List every interchange named in the article on CDOT's COSMIX right of way.

(Excerpted passage)

CDOT busy securing COSMIX right of way
While the Colorado Department of Transpor-tation (CDOT) works with recently contracted Rockrimmon Construc-tors to
finalize I-25 widening plans, a quieter branch of CDOT is making sure no inhabited buildings will be in the way when work starts
“We're in the middle of the acquisition process,” Alan Prudic, regional right of way manager for CDOT, told the Westside Pioneer. “The appraisals have been completed, and negotiations are underway.”
The Bijou interchange is expected to start getting prep work this summer, with construction tentatively slated to start in 2006. To clear room for that project, Prudic said he has made offers on all but one of eight commercial properties west of I-25 that need to be purchased outright or in part.
After the state makes an offer to buy a property , its owner has 90 days to move, although this can be extended based on the circumstances.
The state is “shooting for a May, June, July time frame” to have such buildings vacated, Prudic added, but “there's no flexibility after that because our contract says those properties have to be available by that time.”
The project's Environ-mental Assessment (EA), approved by the federal government last summer, identified which properties needed to be bought. However, only part of the work defined in the EA is currently funded. This is the $150 million “COSMIX” project, which will include the Bijou interchange and six lanes through the heart of Colorado Springs.
COSMIX is expected to last until 2008. The EA also calls for new interchanges at Fillmore and Cimarron streets. These are to be built in a future phase, when funding becomes available, according to CDOT.
In all, 20 properties are needed - all or in part - at those interchanges.
Fifteen of the properties are commercial. In contrast to the mid-1990s, when CDOT bought up 200 houses, only 5 are needed this time. These are all in a row in the 2900 block of Chestnut Street just south of Fillmore Street.

(End Excerpted passage)
(Record extracts)

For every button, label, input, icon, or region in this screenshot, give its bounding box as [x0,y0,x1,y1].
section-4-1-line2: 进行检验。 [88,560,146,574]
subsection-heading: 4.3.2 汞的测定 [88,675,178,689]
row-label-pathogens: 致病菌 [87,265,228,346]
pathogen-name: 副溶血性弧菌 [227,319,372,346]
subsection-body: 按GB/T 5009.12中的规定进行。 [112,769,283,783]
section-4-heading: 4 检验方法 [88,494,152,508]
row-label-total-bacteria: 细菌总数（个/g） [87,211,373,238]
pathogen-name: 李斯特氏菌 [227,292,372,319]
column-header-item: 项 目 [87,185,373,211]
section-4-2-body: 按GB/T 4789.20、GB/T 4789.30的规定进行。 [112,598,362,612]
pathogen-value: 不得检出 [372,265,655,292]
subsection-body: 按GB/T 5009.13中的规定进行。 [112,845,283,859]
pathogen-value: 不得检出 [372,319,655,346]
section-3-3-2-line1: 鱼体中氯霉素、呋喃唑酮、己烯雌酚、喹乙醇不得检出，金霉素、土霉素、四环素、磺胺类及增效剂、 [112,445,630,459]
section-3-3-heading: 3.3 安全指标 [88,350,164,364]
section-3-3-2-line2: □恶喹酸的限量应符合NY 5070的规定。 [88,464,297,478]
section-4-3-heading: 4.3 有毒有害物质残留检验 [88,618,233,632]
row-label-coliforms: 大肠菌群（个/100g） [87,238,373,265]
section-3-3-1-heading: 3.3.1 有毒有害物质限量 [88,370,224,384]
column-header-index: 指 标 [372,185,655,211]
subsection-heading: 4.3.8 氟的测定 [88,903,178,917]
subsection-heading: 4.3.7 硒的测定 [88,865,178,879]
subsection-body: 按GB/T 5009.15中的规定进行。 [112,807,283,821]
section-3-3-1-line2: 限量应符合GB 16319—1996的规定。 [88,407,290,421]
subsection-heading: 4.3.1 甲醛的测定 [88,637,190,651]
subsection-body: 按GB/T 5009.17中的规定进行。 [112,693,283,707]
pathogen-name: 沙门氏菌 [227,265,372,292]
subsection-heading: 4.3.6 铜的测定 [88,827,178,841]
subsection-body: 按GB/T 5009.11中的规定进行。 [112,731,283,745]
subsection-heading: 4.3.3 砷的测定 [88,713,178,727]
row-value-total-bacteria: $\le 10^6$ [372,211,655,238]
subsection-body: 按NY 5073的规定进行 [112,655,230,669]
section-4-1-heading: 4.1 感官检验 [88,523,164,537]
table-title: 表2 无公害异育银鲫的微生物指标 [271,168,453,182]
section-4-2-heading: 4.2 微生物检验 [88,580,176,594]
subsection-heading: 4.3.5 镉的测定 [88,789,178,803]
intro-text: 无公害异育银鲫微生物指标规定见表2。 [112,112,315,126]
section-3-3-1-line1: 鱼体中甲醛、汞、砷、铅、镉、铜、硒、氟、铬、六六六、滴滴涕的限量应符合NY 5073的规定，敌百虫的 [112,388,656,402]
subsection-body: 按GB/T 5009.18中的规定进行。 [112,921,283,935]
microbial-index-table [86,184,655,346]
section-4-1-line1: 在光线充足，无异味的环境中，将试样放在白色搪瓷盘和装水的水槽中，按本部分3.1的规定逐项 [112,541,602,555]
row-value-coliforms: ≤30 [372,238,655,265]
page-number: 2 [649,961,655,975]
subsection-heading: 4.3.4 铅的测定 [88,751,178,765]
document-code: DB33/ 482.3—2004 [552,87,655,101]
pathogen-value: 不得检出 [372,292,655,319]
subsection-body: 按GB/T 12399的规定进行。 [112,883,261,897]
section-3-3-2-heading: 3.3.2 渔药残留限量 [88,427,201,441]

(End Record extracts)

- _Solution for this task_:
Bijou, Fillmore, and Cimarron